Copy the data exactly as it appears, and do not include any pictures.

# # # # # # #

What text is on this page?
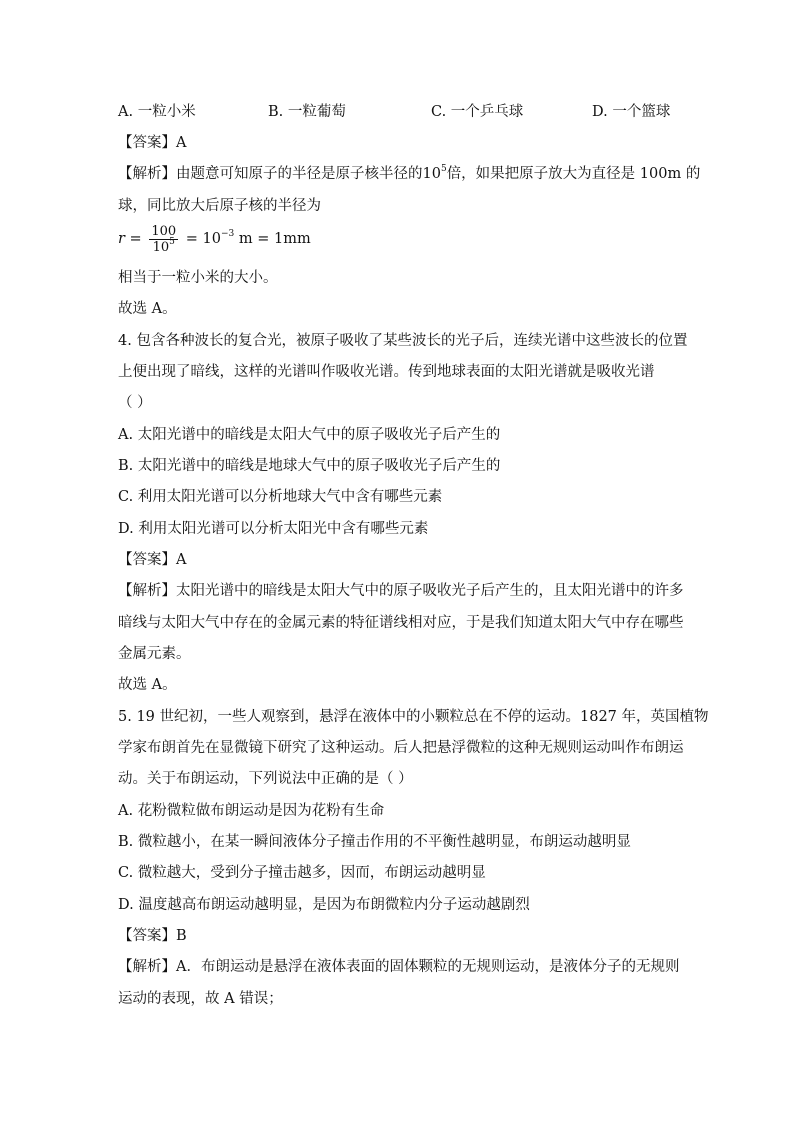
A. 一粒小米	B. 一粒葡萄	C. 一个乒乓球	D. 一个篮球
【答案】A
【解析】由题意可知原子的半径是原子核半径的$10^5$倍，如果把原子放大为直径是 100m 的
球，同比放大后原子核的半径为
$r = \frac{100}{10^5} = 10^{-3}$ m = 1mm
相当于一粒小米的大小。
故选 A。
4. 包含各种波长的复合光，被原子吸收了某些波长的光子后，连续光谱中这些波长的位置
上便出现了暗线，这样的光谱叫作吸收光谱。传到地球表面的太阳光谱就是吸收光谱
（ ）
A. 太阳光谱中的暗线是太阳大气中的原子吸收光子后产生的
B. 太阳光谱中的暗线是地球大气中的原子吸收光子后产生的
C. 利用太阳光谱可以分析地球大气中含有哪些元素
D. 利用太阳光谱可以分析太阳光中含有哪些元素
【答案】A
【解析】太阳光谱中的暗线是太阳大气中的原子吸收光子后产生的，且太阳光谱中的许多
暗线与太阳大气中存在的金属元素的特征谱线相对应，于是我们知道太阳大气中存在哪些
金属元素。
故选 A。
5. 19 世纪初，一些人观察到，悬浮在液体中的小颗粒总在不停的运动。1827 年，英国植物
学家布朗首先在显微镜下研究了这种运动。后人把悬浮微粒的这种无规则运动叫作布朗运
动。关于布朗运动，下列说法中正确的是（ ）
A. 花粉微粒做布朗运动是因为花粉有生命
B. 微粒越小，在某一瞬间液体分子撞击作用的不平衡性越明显，布朗运动越明显
C. 微粒越大，受到分子撞击越多，因而，布朗运动越明显
D. 温度越高布朗运动越明显，是因为布朗微粒内分子运动越剧烈
【答案】B
【解析】A．布朗运动是悬浮在液体表面的固体颗粒的无规则运动，是液体分子的无规则
运动的表现，故 A 错误；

# # # # # # #

Reply to the task:
What text is on this page?
A. 一粒小米	B. 一粒葡萄	C. 一个乒乓球	D. 一个篮球
【答案】A
【解析】由题意可知原子的半径是原子核半径的$10^5$倍，如果把原子放大为直径是 100m 的
球，同比放大后原子核的半径为
$r = \frac{100}{10^5} = 10^{-3}$ m = 1mm
相当于一粒小米的大小。
故选 A。
4. 包含各种波长的复合光，被原子吸收了某些波长的光子后，连续光谱中这些波长的位置
上便出现了暗线，这样的光谱叫作吸收光谱。传到地球表面的太阳光谱就是吸收光谱
（ ）
A. 太阳光谱中的暗线是太阳大气中的原子吸收光子后产生的
B. 太阳光谱中的暗线是地球大气中的原子吸收光子后产生的
C. 利用太阳光谱可以分析地球大气中含有哪些元素
D. 利用太阳光谱可以分析太阳光中含有哪些元素
【答案】A
【解析】太阳光谱中的暗线是太阳大气中的原子吸收光子后产生的，且太阳光谱中的许多
暗线与太阳大气中存在的金属元素的特征谱线相对应，于是我们知道太阳大气中存在哪些
金属元素。
故选 A。
5. 19 世纪初，一些人观察到，悬浮在液体中的小颗粒总在不停的运动。1827 年，英国植物
学家布朗首先在显微镜下研究了这种运动。后人把悬浮微粒的这种无规则运动叫作布朗运
动。关于布朗运动，下列说法中正确的是（ ）
A. 花粉微粒做布朗运动是因为花粉有生命
B. 微粒越小，在某一瞬间液体分子撞击作用的不平衡性越明显，布朗运动越明显
C. 微粒越大，受到分子撞击越多，因而，布朗运动越明显
D. 温度越高布朗运动越明显，是因为布朗微粒内分子运动越剧烈
【答案】B
【解析】A．布朗运动是悬浮在液体表面的固体颗粒的无规则运动，是液体分子的无规则
运动的表现，故 A 错误；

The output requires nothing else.